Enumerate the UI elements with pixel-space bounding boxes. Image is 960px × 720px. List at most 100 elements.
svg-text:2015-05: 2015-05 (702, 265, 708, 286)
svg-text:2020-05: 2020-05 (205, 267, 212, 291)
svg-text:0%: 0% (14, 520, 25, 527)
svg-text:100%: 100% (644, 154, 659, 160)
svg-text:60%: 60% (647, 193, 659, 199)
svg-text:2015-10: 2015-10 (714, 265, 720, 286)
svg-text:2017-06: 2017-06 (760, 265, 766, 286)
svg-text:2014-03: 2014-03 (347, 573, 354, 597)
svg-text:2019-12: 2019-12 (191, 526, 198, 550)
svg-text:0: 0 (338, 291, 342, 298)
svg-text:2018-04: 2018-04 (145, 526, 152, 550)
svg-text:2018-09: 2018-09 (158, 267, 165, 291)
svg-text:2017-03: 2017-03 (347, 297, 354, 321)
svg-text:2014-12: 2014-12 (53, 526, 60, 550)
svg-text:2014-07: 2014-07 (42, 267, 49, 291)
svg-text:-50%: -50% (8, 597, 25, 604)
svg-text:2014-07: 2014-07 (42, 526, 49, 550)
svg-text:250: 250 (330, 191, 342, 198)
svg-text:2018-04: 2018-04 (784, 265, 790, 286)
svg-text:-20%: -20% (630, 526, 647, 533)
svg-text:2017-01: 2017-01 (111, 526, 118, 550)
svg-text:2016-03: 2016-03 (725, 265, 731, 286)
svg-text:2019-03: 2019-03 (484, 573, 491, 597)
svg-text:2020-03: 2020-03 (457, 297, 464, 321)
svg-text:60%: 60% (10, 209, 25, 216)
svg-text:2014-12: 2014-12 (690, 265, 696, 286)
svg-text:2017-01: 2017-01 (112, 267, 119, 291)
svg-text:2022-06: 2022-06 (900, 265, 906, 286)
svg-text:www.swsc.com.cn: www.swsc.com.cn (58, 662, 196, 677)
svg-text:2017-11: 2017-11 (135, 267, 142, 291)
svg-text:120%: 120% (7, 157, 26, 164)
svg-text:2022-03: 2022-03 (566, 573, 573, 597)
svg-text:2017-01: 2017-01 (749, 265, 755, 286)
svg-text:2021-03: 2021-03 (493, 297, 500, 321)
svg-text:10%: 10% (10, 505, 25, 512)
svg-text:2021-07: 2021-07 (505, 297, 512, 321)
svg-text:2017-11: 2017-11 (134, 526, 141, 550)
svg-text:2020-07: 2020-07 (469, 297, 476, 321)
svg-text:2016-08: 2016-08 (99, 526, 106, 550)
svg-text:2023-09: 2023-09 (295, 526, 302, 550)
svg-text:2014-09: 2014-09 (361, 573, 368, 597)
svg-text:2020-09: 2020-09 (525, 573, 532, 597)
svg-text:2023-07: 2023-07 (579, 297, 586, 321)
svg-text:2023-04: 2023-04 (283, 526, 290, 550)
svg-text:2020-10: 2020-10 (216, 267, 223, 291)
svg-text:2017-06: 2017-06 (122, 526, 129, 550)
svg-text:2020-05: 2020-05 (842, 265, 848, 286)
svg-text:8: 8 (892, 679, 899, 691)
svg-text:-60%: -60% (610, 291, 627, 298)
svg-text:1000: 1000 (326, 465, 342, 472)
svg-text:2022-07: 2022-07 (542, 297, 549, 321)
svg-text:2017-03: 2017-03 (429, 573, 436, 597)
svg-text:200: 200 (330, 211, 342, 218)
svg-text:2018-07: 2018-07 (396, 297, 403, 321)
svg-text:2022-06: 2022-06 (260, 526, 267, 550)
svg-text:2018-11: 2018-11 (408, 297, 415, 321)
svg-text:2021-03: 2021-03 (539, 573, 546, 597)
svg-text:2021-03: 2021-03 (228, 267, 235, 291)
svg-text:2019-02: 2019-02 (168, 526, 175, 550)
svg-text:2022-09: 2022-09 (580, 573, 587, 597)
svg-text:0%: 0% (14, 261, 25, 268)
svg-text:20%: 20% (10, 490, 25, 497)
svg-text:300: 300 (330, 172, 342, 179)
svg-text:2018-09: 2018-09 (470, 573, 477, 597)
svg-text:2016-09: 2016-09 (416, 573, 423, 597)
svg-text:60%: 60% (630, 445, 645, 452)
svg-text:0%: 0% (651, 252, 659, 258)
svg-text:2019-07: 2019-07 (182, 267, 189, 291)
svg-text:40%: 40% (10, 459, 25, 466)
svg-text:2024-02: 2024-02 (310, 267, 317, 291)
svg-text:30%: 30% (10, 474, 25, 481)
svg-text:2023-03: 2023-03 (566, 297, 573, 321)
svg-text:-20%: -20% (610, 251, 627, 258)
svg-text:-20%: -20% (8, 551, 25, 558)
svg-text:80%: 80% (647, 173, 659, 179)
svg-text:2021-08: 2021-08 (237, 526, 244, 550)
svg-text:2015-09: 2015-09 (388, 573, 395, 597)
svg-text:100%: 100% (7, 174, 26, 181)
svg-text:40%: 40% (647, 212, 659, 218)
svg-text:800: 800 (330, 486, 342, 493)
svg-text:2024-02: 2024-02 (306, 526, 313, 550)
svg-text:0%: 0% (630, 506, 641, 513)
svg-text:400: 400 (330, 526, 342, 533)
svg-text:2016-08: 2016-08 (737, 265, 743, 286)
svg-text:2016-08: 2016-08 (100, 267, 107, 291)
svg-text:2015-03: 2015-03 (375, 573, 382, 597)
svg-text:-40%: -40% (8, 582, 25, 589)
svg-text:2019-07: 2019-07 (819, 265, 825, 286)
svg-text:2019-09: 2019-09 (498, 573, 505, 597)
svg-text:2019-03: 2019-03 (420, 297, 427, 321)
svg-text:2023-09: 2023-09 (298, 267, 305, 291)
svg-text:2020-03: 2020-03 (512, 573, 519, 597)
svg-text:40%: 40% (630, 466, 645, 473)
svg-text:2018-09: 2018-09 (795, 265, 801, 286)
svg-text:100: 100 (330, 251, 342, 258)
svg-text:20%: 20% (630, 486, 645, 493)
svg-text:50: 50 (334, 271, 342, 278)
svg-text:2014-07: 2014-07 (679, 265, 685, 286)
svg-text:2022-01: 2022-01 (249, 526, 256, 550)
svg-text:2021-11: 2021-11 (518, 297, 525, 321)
★ ★ ★ ★ ★
* [What is required]
Extract the material unchanged from its first line through the line with "svg-text:2023-07: 2023-07 (579, 297, 586, 321)", including both of those lines.

* [Full answer]
Enumerate the UI elements with pixel-space bounding boxes. Image is 960px × 720px. List at most 100 elements.
svg-text:2015-05: 2015-05 (702, 265, 708, 286)
svg-text:2020-05: 2020-05 (205, 267, 212, 291)
svg-text:0%: 0% (14, 520, 25, 527)
svg-text:100%: 100% (644, 154, 659, 160)
svg-text:60%: 60% (647, 193, 659, 199)
svg-text:2015-10: 2015-10 (714, 265, 720, 286)
svg-text:2017-06: 2017-06 (760, 265, 766, 286)
svg-text:2014-03: 2014-03 (347, 573, 354, 597)
svg-text:2019-12: 2019-12 (191, 526, 198, 550)
svg-text:0: 0 (338, 291, 342, 298)
svg-text:2018-04: 2018-04 (145, 526, 152, 550)
svg-text:2018-09: 2018-09 (158, 267, 165, 291)
svg-text:2017-03: 2017-03 (347, 297, 354, 321)
svg-text:2014-12: 2014-12 (53, 526, 60, 550)
svg-text:2014-07: 2014-07 (42, 267, 49, 291)
svg-text:-50%: -50% (8, 597, 25, 604)
svg-text:2014-07: 2014-07 (42, 526, 49, 550)
svg-text:250: 250 (330, 191, 342, 198)
svg-text:2018-04: 2018-04 (784, 265, 790, 286)
svg-text:-20%: -20% (630, 526, 647, 533)
svg-text:2017-01: 2017-01 (111, 526, 118, 550)
svg-text:2016-03: 2016-03 (725, 265, 731, 286)
svg-text:2019-03: 2019-03 (484, 573, 491, 597)
svg-text:2020-03: 2020-03 (457, 297, 464, 321)
svg-text:60%: 60% (10, 209, 25, 216)
svg-text:2014-12: 2014-12 (690, 265, 696, 286)
svg-text:2017-01: 2017-01 (112, 267, 119, 291)
svg-text:2022-06: 2022-06 (900, 265, 906, 286)
svg-text:www.swsc.com.cn: www.swsc.com.cn (58, 662, 196, 677)
svg-text:2017-11: 2017-11 (135, 267, 142, 291)
svg-text:120%: 120% (7, 157, 26, 164)
svg-text:2022-03: 2022-03 (566, 573, 573, 597)
svg-text:2017-01: 2017-01 (749, 265, 755, 286)
svg-text:2021-03: 2021-03 (493, 297, 500, 321)
svg-text:10%: 10% (10, 505, 25, 512)
svg-text:2021-07: 2021-07 (505, 297, 512, 321)
svg-text:2017-11: 2017-11 (134, 526, 141, 550)
svg-text:2020-07: 2020-07 (469, 297, 476, 321)
svg-text:2016-08: 2016-08 (99, 526, 106, 550)
svg-text:2023-09: 2023-09 (295, 526, 302, 550)
svg-text:2014-09: 2014-09 (361, 573, 368, 597)
svg-text:2020-09: 2020-09 (525, 573, 532, 597)
svg-text:2023-07: 2023-07 (579, 297, 586, 321)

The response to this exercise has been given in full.